→ **INSTRUCTION**:
Return all entries word for word, but drop any images.

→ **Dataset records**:
>> Begin

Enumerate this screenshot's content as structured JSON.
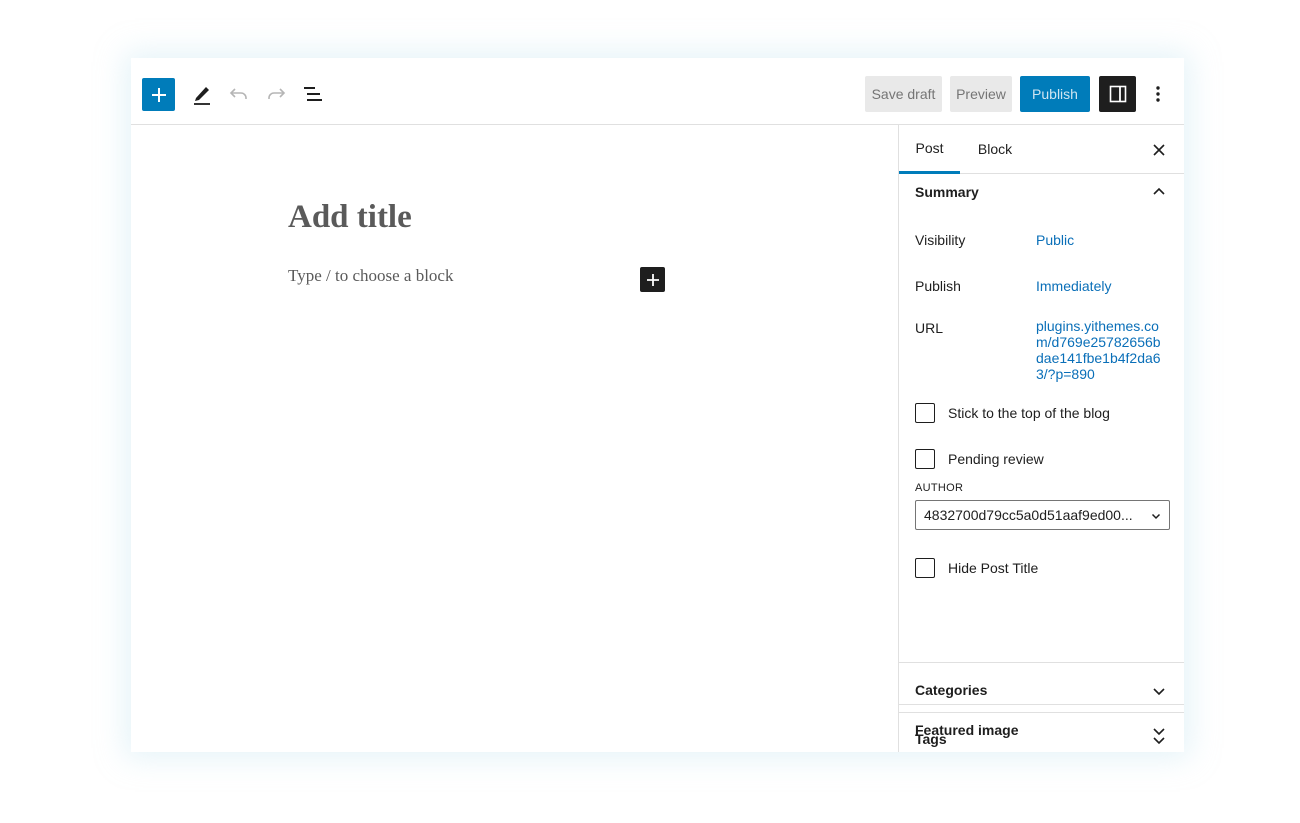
{
  "toolbar": {
    "inserter_icon": "plus-icon",
    "tools_icon": "pencil-icon",
    "undo_icon": "undo-icon",
    "redo_icon": "redo-icon",
    "list_view_icon": "list-view-icon",
    "save_draft_label": "Save draft",
    "preview_label": "Preview",
    "publish_label": "Publish",
    "settings_icon": "sidebar-toggle-icon",
    "more_icon": "more-vertical-icon"
  },
  "editor": {
    "title_placeholder": "Add title",
    "block_placeholder": "Type / to choose a block"
  },
  "sidebar": {
    "tabs": [
      {
        "label": "Post",
        "active": true
      },
      {
        "label": "Block",
        "active": false
      }
    ],
    "summary": {
      "title": "Summary",
      "visibility_label": "Visibility",
      "visibility_value": "Public",
      "publish_label": "Publish",
      "publish_value": "Immediately",
      "url_label": "URL",
      "url_value": "plugins.yithemes.com/d769e25782656bdae141fbe1b4f2da63/?p=890",
      "sticky_label": "Stick to the top of the blog",
      "pending_label": "Pending review",
      "author_label": "AUTHOR",
      "author_value": "4832700d79cc5a0d51aaf9ed00...",
      "hide_title_label": "Hide Post Title"
    },
    "categories_title": "Categories",
    "tags_title": "Tags",
    "featured_image_title": "Featured image"
  },
  "colors": {
    "accent": "#007cba",
    "link": "#0a6fb8",
    "dark": "#1e1e1e"
  }
}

>> End

→ **ANSWER TO THIS PROBLEM**:
Enumerate this screenshot's content as structured JSON.
{
  "toolbar": {
    "inserter_icon": "plus-icon",
    "tools_icon": "pencil-icon",
    "undo_icon": "undo-icon",
    "redo_icon": "redo-icon",
    "list_view_icon": "list-view-icon",
    "save_draft_label": "Save draft",
    "preview_label": "Preview",
    "publish_label": "Publish",
    "settings_icon": "sidebar-toggle-icon",
    "more_icon": "more-vertical-icon"
  },
  "editor": {
    "title_placeholder": "Add title",
    "block_placeholder": "Type / to choose a block"
  },
  "sidebar": {
    "tabs": [
      {
        "label": "Post",
        "active": true
      },
      {
        "label": "Block",
        "active": false
      }
    ],
    "summary": {
      "title": "Summary",
      "visibility_label": "Visibility",
      "visibility_value": "Public",
      "publish_label": "Publish",
      "publish_value": "Immediately",
      "url_label": "URL",
      "url_value": "plugins.yithemes.com/d769e25782656bdae141fbe1b4f2da63/?p=890",
      "sticky_label": "Stick to the top of the blog",
      "pending_label": "Pending review",
      "author_label": "AUTHOR",
      "author_value": "4832700d79cc5a0d51aaf9ed00...",
      "hide_title_label": "Hide Post Title"
    },
    "categories_title": "Categories",
    "tags_title": "Tags",
    "featured_image_title": "Featured image"
  },
  "colors": {
    "accent": "#007cba",
    "link": "#0a6fb8",
    "dark": "#1e1e1e"
  }
}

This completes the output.